[EXCERPTED TEXT]
Metadata-Version: 2.1
Name: pynemaiqpet
Version: 0.5.3
Summary: Analysis of PET NEMA IQ phantom scans
Author: Georg Schramm
Maintainer-email: Georg Schramm <georg.schramm@kuleuven.be>
License: MIT License
        
        Copyright (c) 2020 gschramm
        
        Permission is hereby granted, free of charge, to any person obtaining a copy
        of this software and associated documentation files (the "Software"), to deal
        in the Software without restriction, including without limitation the rights
        to use, copy, modify, merge, publish, distribute, sublicense, and/or sell
        copies of the Software, and to permit persons to whom the Software is
        furnished to do so, subject to the following conditions:
        
        The above copyright notice and this permission notice shall be included in all
        copies or substantial portions of the Software.
        
        THE SOFTWARE IS PROVIDED "AS IS", WITHOUT WARRANTY OF ANY KIND, EXPRESS OR
        IMPLIED, INCLUDING BUT NOT LIMITED TO THE WARRANTIES OF MERCHANTABILITY,
        FITNESS FOR A PARTICULAR PURPOSE AND NONINFRINGEMENT. IN NO EVENT SHALL THE
        AUTHORS OR COPYRIGHT HOLDERS BE LIABLE FOR ANY CLAIM, DAMAGES OR OTHER
        LIABILITY, WHETHER IN AN ACTION OF CONTRACT, TORT OR OTHERWISE, ARISING FROM,
        OUT OF OR IN CONNECTION WITH THE SOFTWARE OR THE USE OR OTHER DEALINGS IN THE
        SOFTWARE.
[/EXCERPTED TEXT]
[GIVEN INFORMATION]
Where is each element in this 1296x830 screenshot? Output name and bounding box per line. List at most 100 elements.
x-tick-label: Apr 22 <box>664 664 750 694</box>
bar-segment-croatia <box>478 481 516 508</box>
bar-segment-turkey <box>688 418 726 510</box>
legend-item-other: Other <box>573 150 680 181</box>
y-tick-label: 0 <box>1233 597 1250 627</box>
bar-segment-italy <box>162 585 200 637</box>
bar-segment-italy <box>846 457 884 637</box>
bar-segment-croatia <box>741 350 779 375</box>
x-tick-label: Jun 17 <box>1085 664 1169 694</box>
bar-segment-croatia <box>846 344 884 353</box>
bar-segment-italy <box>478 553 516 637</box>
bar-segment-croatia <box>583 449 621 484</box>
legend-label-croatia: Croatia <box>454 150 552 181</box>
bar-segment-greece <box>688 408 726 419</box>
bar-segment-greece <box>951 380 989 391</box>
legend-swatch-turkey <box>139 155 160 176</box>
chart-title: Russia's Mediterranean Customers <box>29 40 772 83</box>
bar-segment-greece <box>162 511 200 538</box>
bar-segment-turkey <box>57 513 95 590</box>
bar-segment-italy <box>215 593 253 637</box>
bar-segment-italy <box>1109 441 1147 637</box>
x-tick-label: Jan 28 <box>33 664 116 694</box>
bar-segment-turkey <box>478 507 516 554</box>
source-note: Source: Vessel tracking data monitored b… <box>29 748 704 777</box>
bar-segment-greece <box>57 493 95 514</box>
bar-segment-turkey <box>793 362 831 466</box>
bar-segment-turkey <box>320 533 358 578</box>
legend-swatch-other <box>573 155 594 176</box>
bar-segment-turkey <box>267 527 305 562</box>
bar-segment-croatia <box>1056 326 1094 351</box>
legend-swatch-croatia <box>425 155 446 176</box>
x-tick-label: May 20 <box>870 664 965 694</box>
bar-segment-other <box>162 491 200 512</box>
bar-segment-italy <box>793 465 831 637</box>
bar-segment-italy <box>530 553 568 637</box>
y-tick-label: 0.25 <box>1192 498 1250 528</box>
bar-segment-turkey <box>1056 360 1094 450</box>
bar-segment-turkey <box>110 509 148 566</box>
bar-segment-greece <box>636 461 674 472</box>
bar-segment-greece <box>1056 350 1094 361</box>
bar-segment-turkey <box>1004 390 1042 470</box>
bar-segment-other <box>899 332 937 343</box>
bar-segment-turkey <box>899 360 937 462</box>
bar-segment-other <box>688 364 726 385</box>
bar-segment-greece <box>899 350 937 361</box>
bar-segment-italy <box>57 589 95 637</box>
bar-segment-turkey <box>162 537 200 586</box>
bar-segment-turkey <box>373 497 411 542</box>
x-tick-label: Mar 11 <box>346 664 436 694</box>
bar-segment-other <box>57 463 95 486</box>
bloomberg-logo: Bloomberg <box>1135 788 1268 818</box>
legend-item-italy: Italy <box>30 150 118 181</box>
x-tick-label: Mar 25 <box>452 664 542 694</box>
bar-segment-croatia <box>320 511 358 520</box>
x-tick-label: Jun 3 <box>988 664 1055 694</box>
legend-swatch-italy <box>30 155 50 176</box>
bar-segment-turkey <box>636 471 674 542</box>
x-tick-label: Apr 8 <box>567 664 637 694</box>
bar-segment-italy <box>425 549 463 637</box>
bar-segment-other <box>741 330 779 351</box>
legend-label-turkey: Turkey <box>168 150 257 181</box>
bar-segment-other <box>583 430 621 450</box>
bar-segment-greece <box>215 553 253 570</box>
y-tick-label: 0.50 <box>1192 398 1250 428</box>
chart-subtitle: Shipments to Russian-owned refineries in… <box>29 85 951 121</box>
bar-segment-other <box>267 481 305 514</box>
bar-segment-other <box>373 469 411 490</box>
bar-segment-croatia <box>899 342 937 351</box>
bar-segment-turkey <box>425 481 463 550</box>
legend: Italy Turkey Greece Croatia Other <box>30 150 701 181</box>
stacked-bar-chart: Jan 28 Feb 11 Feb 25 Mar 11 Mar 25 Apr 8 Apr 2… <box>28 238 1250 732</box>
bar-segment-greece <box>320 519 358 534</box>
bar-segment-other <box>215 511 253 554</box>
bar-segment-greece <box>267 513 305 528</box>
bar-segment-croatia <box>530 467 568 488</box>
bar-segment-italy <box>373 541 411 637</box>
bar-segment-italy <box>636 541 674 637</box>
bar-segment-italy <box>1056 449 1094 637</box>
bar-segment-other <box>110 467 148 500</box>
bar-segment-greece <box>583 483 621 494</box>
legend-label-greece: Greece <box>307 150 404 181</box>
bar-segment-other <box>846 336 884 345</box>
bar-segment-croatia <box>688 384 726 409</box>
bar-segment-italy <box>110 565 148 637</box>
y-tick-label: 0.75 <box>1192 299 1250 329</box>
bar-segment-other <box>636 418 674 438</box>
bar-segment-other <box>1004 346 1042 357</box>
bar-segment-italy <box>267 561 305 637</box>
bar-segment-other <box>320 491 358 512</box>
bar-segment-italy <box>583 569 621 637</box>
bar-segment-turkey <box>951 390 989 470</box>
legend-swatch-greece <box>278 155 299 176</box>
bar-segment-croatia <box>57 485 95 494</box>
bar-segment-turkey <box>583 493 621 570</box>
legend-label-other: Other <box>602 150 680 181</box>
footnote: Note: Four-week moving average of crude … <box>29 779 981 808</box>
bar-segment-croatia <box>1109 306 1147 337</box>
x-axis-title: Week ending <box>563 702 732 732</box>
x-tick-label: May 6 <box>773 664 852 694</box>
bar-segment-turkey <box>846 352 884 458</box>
[/GIVEN INFORMATION]
* REQUIREMENT *
Reproduce the package metadata from "Copyright (c) 2020" through "of the Software." word for word.

* WRITTEN RESPONSE *
Copyright (c) 2020 gschramm
        
        Permission is hereby granted, free of charge, to any person obtaining a copy
        of this software and associated documentation files (the "Software"), to deal
        in the Software without restriction, including without limitation the rights
        to use, copy, modify, merge, publish, distribute, sublicense, and/or sell
        copies of the Software, and to permit persons to whom the Software is
        furnished to do so, subject to the following conditions:
        
        The above copyright notice and this permission notice shall be included in all
        copies or substantial portions of the Software.